WRITTEN PROBLEM — Search the data below for the word "this" and copy each line that holds it.

RECORDS PROVIDED —
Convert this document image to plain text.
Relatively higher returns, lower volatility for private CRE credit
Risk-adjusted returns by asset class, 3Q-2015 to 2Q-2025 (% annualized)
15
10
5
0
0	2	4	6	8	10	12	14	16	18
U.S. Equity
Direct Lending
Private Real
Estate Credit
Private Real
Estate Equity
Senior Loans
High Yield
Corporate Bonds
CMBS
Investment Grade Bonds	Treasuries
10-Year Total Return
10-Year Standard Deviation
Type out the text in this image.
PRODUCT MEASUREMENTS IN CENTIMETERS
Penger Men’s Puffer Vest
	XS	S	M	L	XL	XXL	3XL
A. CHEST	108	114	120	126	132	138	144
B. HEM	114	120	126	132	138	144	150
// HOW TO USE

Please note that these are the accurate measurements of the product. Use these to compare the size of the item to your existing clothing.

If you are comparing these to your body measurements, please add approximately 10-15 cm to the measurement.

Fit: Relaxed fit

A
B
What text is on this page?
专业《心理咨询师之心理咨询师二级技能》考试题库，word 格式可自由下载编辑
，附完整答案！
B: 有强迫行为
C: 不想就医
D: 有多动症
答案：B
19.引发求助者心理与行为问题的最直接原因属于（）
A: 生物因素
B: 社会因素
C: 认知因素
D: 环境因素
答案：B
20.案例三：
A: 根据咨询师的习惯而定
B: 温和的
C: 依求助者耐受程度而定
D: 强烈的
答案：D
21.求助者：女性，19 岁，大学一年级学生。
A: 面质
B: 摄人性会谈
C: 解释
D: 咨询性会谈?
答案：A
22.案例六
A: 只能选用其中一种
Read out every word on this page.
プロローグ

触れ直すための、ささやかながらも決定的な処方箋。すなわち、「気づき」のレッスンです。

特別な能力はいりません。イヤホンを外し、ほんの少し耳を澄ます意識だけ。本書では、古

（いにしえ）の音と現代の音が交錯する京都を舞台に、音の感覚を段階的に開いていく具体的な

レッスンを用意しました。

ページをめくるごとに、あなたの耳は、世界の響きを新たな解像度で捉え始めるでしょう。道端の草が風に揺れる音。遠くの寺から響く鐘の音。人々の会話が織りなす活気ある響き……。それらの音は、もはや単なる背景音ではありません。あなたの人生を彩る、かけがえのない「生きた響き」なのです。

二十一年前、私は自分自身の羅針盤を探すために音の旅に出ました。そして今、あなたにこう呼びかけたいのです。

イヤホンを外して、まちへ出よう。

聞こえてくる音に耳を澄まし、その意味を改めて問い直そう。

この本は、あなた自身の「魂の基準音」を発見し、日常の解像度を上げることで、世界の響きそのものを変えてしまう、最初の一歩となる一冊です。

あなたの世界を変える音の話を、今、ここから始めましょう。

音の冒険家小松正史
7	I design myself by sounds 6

EXPECTED ANSWER —
Convert this document image to plain text.
Type out the text in this image.
What text is on this page?
Read out every word on this page.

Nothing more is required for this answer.